Find the lines holding the string "kcal" in the data, then copy all of them.

■ **EXERCISE MATERIALS**
════════════════════
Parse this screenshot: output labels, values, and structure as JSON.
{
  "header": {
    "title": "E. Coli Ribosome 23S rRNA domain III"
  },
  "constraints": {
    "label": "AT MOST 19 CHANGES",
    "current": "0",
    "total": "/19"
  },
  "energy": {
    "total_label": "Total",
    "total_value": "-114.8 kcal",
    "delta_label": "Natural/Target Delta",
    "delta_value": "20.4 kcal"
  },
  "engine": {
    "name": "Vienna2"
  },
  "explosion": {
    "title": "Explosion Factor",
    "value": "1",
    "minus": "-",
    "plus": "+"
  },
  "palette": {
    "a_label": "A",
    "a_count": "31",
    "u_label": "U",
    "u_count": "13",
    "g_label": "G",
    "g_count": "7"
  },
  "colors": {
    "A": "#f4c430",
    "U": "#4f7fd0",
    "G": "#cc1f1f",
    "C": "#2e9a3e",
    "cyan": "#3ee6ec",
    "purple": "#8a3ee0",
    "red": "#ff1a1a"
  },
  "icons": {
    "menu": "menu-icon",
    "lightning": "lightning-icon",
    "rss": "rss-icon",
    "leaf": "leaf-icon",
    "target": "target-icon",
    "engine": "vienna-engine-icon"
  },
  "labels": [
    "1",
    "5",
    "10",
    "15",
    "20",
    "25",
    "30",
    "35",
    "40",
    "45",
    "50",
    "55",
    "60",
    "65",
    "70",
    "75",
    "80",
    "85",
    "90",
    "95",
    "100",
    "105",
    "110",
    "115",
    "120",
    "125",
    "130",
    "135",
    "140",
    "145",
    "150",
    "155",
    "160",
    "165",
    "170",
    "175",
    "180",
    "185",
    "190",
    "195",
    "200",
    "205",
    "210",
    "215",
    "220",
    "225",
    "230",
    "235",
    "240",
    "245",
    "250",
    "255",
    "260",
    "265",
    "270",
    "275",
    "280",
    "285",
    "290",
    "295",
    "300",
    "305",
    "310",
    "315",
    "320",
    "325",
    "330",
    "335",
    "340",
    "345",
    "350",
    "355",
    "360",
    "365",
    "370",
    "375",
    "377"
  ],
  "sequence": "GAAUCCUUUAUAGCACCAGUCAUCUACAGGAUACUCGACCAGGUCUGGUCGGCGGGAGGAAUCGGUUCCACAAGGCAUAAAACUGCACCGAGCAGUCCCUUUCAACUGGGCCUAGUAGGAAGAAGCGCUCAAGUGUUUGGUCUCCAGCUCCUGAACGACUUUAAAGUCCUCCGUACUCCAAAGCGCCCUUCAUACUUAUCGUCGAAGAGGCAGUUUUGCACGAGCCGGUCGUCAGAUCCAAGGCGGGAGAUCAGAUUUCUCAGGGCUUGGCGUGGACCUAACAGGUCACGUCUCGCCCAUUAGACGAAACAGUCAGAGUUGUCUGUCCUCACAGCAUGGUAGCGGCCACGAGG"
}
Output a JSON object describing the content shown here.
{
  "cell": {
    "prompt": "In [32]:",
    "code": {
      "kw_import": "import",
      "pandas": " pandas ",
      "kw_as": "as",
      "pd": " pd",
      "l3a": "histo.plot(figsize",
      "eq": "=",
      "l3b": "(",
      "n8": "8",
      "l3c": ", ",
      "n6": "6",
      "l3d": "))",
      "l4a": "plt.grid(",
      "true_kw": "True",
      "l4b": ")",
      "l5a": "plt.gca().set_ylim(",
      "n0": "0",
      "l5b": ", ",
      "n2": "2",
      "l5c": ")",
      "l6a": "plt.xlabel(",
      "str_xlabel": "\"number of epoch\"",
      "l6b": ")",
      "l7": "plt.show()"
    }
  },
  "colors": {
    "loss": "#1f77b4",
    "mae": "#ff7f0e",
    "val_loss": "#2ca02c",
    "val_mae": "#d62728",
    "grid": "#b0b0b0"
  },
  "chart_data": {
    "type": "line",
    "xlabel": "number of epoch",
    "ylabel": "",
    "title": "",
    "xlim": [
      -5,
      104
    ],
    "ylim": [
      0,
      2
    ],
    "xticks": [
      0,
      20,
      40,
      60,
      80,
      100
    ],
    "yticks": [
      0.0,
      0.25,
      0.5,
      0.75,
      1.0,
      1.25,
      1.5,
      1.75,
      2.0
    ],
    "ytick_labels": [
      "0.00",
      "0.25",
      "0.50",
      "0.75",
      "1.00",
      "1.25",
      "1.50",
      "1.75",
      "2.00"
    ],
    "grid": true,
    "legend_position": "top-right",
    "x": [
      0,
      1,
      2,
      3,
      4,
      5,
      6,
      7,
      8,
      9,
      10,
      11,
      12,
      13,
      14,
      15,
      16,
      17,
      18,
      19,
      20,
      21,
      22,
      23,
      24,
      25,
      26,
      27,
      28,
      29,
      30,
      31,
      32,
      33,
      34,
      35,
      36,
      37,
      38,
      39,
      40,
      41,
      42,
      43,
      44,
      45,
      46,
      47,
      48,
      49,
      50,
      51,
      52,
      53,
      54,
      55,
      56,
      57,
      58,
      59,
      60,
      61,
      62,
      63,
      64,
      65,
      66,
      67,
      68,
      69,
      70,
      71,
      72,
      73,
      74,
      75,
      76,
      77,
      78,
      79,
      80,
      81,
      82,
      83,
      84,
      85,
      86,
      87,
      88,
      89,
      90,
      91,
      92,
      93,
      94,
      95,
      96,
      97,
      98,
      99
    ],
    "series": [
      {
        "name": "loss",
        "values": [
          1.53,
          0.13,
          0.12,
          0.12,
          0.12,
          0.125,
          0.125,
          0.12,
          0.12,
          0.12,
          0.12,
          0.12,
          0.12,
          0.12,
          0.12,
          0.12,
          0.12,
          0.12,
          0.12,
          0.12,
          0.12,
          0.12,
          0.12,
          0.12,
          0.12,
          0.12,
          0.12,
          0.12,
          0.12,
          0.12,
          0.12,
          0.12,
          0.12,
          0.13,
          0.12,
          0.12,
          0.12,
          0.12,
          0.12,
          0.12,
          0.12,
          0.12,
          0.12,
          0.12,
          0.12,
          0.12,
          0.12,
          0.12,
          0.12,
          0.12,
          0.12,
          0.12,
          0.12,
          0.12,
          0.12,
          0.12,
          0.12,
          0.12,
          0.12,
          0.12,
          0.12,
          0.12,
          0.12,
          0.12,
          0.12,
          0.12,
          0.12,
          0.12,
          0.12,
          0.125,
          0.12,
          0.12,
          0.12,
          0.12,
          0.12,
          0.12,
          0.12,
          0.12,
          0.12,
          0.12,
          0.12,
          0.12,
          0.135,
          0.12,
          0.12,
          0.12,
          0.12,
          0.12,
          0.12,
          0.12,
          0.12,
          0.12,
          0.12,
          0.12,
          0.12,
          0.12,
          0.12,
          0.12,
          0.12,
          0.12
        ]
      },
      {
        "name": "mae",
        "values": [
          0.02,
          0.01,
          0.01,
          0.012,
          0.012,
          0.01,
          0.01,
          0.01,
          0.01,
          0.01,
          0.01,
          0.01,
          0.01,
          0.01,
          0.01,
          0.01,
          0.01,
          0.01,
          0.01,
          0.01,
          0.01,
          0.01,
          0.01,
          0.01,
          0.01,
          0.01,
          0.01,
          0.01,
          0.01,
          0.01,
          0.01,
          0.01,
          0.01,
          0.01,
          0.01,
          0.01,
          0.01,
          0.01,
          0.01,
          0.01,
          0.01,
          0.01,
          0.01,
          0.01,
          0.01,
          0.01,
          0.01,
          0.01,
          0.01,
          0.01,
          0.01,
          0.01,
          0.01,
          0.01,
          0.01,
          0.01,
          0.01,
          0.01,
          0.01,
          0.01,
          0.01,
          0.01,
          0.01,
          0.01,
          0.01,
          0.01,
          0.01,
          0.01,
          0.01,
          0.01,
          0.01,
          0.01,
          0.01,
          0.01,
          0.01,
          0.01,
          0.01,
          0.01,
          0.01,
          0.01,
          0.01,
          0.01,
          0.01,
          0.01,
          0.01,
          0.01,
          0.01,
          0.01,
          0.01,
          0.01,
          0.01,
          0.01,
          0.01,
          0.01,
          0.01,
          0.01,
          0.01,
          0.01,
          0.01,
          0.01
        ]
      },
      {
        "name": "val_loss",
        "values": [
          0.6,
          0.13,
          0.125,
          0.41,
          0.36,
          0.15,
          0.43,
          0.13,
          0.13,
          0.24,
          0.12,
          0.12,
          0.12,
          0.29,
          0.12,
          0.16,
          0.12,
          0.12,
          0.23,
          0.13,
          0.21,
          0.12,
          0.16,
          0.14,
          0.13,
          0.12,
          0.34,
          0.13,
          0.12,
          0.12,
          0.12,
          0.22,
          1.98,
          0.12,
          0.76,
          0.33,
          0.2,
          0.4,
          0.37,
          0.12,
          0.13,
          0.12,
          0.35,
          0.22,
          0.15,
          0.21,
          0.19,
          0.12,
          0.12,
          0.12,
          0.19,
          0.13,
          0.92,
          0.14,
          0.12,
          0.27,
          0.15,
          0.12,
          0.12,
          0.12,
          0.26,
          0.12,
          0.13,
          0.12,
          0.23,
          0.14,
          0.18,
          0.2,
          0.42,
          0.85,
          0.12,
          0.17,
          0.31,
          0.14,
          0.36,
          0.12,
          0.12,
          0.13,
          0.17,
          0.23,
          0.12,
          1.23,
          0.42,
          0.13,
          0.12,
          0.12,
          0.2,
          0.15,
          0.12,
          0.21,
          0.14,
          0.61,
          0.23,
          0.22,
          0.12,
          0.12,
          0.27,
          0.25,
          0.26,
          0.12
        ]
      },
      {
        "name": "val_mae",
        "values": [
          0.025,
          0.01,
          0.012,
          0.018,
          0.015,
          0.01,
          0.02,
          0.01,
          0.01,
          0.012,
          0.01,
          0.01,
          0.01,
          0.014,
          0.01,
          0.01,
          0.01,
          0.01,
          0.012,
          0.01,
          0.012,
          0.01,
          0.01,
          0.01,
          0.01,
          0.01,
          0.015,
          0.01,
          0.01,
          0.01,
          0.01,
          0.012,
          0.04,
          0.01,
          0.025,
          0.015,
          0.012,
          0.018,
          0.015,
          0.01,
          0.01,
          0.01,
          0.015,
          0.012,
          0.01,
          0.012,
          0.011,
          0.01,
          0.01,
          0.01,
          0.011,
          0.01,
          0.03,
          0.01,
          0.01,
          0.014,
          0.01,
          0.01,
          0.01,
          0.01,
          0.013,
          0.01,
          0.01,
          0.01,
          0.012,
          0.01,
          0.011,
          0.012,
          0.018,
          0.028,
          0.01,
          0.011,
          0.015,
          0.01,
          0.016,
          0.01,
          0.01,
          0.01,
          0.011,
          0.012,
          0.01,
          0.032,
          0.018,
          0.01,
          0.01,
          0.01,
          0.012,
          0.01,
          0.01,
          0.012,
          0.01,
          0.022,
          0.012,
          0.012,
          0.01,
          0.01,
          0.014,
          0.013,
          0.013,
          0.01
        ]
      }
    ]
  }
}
════════════════════
■ **REPLY**
    "total_value": "-114.8 kcal",
    "delta_value": "20.4 kcal"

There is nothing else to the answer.